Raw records
==================================================

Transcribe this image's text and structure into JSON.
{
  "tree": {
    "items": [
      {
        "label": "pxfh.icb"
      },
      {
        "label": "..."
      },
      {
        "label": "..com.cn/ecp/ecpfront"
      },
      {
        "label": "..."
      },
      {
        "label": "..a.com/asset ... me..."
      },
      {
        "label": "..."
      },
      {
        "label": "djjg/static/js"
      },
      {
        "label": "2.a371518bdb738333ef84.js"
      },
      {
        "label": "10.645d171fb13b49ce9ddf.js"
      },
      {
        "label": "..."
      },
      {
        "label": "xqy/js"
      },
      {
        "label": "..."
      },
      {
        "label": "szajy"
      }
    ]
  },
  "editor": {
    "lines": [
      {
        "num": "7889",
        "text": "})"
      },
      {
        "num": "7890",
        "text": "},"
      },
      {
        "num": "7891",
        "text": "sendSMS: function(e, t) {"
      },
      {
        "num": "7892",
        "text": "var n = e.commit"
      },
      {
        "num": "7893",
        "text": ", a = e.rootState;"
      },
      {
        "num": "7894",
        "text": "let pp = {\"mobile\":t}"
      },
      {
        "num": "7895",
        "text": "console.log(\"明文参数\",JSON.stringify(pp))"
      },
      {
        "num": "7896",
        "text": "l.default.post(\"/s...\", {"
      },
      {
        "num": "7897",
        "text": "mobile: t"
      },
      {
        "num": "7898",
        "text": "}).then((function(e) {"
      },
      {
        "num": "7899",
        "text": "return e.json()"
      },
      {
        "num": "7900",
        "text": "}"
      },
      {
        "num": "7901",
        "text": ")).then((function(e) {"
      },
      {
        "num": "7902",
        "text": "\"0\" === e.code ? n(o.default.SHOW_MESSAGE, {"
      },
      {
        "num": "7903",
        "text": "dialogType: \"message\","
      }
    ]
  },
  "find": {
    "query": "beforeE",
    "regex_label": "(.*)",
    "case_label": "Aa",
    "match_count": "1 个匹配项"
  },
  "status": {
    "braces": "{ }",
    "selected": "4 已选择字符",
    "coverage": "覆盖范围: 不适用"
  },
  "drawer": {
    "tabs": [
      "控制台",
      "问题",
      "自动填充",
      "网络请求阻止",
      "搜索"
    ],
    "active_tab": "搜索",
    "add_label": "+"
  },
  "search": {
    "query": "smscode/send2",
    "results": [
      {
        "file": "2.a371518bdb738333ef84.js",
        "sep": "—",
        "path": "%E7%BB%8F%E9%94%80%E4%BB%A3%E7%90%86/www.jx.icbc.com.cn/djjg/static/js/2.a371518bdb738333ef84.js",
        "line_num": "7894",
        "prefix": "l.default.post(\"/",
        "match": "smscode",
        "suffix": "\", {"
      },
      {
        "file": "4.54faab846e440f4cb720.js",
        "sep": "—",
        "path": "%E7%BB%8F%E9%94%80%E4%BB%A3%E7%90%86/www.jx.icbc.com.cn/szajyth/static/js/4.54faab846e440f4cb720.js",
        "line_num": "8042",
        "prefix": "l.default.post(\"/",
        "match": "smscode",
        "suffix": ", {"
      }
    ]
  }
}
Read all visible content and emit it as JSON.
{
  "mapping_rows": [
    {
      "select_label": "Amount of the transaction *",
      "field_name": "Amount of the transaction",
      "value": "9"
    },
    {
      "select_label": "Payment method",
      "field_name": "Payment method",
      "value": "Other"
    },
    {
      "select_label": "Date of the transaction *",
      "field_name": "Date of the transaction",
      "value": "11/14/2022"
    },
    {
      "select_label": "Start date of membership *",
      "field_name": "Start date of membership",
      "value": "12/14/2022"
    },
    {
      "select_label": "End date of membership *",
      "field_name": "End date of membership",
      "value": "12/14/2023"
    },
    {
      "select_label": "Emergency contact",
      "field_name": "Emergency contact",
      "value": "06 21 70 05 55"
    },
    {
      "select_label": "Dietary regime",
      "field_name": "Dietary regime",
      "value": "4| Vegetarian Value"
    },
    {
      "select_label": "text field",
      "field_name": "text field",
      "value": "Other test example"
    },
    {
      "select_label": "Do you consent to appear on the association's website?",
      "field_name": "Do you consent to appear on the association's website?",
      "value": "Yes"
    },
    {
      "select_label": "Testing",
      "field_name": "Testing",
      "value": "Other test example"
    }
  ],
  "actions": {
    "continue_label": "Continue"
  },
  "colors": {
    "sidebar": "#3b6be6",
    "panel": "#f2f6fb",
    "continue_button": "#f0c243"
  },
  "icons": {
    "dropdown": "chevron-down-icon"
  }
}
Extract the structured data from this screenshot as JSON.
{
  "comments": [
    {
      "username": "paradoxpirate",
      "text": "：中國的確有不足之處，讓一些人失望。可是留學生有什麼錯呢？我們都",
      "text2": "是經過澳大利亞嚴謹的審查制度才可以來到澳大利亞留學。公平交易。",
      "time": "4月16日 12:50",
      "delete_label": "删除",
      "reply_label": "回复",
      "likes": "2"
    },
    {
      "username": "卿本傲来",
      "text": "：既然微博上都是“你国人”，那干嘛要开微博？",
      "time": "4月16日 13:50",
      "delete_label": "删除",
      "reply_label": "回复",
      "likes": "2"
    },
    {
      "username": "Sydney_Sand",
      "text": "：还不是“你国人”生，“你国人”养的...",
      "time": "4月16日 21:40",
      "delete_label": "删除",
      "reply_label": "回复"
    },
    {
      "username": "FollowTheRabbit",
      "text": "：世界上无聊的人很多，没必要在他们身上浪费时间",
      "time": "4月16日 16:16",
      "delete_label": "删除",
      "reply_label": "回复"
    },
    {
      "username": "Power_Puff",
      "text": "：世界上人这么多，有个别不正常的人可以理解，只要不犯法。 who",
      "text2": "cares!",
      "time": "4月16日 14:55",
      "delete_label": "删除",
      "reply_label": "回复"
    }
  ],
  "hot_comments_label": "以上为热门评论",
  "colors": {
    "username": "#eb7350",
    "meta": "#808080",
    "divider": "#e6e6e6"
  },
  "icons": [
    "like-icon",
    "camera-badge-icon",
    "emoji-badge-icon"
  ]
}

==================================================

■ **What to do**
Copy out all lines where the word "Start" appears.

■ **Complete response**
      "select_label": "Start date of membership *",
      "field_name": "Start date of membership",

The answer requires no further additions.